## begin Record excerpts

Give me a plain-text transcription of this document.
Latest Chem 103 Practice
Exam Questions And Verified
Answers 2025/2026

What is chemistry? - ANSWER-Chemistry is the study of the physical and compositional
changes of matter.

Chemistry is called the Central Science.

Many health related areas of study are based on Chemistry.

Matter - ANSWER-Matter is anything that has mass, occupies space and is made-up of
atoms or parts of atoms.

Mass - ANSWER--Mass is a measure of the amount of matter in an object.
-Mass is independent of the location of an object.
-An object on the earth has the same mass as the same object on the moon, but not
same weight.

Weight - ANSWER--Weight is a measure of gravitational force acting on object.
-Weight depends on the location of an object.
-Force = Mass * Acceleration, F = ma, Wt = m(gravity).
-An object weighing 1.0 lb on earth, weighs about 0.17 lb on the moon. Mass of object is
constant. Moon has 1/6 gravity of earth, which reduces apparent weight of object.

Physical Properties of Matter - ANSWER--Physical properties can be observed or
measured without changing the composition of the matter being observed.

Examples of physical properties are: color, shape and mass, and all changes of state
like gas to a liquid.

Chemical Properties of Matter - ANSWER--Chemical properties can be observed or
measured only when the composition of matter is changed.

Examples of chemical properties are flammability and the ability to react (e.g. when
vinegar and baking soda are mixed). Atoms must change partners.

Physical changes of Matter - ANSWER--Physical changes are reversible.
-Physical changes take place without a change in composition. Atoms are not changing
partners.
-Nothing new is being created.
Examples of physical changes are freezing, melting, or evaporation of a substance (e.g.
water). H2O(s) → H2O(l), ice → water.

## end Record excerpts

● Requirement:
Recite the full listing above exactly.

● Response below:
Give me a plain-text transcription of this document.
Latest Chem 103 Practice
Exam Questions And Verified
Answers 2025/2026

What is chemistry? - ANSWER-Chemistry is the study of the physical and compositional
changes of matter.

Chemistry is called the Central Science.

Many health related areas of study are based on Chemistry.

Matter - ANSWER-Matter is anything that has mass, occupies space and is made-up of
atoms or parts of atoms.

Mass - ANSWER--Mass is a measure of the amount of matter in an object.
-Mass is independent of the location of an object.
-An object on the earth has the same mass as the same object on the moon, but not
same weight.

Weight - ANSWER--Weight is a measure of gravitational force acting on object.
-Weight depends on the location of an object.
-Force = Mass * Acceleration, F = ma, Wt = m(gravity).
-An object weighing 1.0 lb on earth, weighs about 0.17 lb on the moon. Mass of object is
constant. Moon has 1/6 gravity of earth, which reduces apparent weight of object.

Physical Properties of Matter - ANSWER--Physical properties can be observed or
measured without changing the composition of the matter being observed.

Examples of physical properties are: color, shape and mass, and all changes of state
like gas to a liquid.

Chemical Properties of Matter - ANSWER--Chemical properties can be observed or
measured only when the composition of matter is changed.

Examples of chemical properties are flammability and the ability to react (e.g. when
vinegar and baking soda are mixed). Atoms must change partners.

Physical changes of Matter - ANSWER--Physical changes are reversible.
-Physical changes take place without a change in composition. Atoms are not changing
partners.
-Nothing new is being created.
Examples of physical changes are freezing, melting, or evaporation of a substance (e.g.
water). H2O(s) → H2O(l), ice → water.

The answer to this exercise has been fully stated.